>>>>>

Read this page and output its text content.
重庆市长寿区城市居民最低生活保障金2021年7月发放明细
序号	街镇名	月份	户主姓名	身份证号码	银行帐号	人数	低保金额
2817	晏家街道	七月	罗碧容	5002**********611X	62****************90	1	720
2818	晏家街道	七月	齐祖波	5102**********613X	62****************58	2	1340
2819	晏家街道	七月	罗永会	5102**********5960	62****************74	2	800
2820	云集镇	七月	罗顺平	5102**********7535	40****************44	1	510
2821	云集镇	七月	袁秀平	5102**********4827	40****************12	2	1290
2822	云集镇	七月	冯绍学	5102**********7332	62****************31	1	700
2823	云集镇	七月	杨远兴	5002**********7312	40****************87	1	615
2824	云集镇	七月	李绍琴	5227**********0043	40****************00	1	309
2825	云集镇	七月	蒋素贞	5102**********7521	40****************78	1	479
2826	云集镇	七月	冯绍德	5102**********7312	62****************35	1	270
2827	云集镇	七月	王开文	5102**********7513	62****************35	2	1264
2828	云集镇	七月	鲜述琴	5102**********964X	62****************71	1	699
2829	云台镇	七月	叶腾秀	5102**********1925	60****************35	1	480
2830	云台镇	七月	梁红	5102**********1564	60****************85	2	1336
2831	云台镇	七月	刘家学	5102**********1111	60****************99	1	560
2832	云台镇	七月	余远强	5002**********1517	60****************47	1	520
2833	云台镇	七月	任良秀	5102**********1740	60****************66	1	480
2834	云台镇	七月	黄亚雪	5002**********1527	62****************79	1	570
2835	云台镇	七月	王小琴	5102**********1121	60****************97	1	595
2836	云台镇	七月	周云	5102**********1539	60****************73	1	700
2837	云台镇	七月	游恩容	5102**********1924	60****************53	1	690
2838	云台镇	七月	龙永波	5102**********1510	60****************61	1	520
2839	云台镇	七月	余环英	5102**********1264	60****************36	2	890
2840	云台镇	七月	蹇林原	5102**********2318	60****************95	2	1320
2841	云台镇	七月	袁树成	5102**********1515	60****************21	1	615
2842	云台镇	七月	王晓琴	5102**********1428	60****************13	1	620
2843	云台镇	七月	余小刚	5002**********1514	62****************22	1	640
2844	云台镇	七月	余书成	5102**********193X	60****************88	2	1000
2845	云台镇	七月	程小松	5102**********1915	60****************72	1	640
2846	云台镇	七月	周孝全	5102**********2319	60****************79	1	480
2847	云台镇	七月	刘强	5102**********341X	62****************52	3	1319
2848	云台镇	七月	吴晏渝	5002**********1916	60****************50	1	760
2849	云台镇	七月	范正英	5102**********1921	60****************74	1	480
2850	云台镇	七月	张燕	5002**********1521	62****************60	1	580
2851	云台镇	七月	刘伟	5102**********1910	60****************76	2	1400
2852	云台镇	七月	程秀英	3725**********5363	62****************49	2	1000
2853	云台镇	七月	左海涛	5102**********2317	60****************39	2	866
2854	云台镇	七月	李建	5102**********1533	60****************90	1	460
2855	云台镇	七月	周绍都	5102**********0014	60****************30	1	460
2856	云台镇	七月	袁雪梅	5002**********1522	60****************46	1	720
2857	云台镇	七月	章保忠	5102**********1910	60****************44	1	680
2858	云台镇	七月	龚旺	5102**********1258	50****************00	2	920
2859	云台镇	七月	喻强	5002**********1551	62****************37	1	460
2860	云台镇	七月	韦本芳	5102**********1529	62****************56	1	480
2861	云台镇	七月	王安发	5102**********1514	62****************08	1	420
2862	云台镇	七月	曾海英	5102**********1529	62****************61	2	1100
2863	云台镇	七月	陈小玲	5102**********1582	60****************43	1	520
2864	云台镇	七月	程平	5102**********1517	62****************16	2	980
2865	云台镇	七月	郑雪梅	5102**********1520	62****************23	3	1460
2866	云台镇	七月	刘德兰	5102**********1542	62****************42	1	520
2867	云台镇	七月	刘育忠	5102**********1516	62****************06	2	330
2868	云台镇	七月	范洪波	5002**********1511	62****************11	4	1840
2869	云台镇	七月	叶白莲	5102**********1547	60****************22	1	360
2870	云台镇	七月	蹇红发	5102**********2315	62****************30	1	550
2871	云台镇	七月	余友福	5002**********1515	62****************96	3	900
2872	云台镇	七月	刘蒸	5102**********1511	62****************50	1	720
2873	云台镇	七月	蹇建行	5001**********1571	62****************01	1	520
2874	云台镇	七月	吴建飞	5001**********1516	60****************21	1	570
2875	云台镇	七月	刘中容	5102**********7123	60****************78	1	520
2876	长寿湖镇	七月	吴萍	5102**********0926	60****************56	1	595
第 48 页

<<<<<
>>>>>

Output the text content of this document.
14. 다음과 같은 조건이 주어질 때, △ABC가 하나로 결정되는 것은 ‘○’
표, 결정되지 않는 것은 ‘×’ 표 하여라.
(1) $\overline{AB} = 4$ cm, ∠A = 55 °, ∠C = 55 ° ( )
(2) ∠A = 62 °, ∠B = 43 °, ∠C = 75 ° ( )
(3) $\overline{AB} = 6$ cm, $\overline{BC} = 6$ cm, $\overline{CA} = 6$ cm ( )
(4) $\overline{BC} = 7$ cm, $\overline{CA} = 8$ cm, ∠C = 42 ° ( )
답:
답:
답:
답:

<<<<<

* Exercise brief *
Say how many lines in the listing above include "this". Give nothing but the number.

* Correct answer *
2